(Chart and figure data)
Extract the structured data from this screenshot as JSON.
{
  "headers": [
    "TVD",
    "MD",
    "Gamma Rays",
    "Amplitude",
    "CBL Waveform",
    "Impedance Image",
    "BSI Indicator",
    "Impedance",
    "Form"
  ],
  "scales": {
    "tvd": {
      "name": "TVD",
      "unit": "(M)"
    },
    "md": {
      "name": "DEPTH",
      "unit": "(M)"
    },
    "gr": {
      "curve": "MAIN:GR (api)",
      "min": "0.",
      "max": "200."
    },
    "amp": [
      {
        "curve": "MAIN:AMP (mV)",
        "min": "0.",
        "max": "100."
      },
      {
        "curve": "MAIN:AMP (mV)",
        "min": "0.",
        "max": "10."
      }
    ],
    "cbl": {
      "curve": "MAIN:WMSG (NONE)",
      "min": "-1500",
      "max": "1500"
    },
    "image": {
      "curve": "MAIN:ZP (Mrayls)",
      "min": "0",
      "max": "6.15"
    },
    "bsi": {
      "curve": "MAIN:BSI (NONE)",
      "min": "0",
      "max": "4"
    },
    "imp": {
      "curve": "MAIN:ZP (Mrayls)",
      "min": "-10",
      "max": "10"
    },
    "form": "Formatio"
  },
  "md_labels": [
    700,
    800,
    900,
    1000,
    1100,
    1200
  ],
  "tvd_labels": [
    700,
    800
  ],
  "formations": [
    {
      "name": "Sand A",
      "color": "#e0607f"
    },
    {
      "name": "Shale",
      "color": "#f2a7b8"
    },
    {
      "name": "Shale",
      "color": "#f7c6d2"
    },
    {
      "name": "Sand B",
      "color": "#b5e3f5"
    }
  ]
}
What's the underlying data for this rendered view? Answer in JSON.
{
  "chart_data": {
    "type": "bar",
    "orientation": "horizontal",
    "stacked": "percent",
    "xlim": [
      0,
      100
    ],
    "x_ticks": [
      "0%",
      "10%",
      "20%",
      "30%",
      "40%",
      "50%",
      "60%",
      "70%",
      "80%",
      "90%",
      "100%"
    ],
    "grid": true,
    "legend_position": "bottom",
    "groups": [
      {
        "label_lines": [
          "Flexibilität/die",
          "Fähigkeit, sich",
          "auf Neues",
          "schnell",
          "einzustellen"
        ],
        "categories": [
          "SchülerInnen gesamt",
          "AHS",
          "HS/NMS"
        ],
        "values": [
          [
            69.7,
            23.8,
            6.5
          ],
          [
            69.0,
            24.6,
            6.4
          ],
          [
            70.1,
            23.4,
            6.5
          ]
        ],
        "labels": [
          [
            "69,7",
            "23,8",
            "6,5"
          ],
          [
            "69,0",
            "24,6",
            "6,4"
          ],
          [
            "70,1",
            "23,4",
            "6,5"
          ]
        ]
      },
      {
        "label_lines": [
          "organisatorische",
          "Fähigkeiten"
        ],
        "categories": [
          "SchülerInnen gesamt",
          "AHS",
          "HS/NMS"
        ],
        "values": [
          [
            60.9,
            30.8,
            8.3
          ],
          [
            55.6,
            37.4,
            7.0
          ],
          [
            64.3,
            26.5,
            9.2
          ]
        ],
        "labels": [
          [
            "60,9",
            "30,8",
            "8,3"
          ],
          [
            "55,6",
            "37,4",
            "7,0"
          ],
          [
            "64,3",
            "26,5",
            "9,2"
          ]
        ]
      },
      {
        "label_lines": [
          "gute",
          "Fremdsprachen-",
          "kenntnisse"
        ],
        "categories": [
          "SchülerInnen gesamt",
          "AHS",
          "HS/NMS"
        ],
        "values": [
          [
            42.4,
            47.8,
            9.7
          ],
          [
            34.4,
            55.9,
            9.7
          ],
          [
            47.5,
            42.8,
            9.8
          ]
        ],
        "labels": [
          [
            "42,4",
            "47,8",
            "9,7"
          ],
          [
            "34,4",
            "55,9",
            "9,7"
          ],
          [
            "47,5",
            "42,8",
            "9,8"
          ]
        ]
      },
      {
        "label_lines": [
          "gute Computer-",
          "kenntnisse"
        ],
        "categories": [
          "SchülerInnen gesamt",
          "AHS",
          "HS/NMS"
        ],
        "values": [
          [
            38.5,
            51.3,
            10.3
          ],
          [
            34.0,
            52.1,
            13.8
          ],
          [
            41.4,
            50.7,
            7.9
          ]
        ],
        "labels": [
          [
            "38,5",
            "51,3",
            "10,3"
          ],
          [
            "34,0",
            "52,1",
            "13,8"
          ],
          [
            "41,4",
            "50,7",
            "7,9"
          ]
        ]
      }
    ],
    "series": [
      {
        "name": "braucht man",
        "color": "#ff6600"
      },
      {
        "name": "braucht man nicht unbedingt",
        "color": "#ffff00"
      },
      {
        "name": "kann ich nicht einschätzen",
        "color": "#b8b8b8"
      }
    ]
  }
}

• PROBLEM TO SOLVE
Gather each line of the listing that holds the string "curve".

• RESULT OF THE TASK
      "curve": "MAIN:GR (api)",
        "curve": "MAIN:AMP (mV)",
        "curve": "MAIN:AMP (mV)",
      "curve": "MAIN:WMSG (NONE)",
      "curve": "MAIN:ZP (Mrayls)",
      "curve": "MAIN:BSI (NONE)",
      "curve": "MAIN:ZP (Mrayls)",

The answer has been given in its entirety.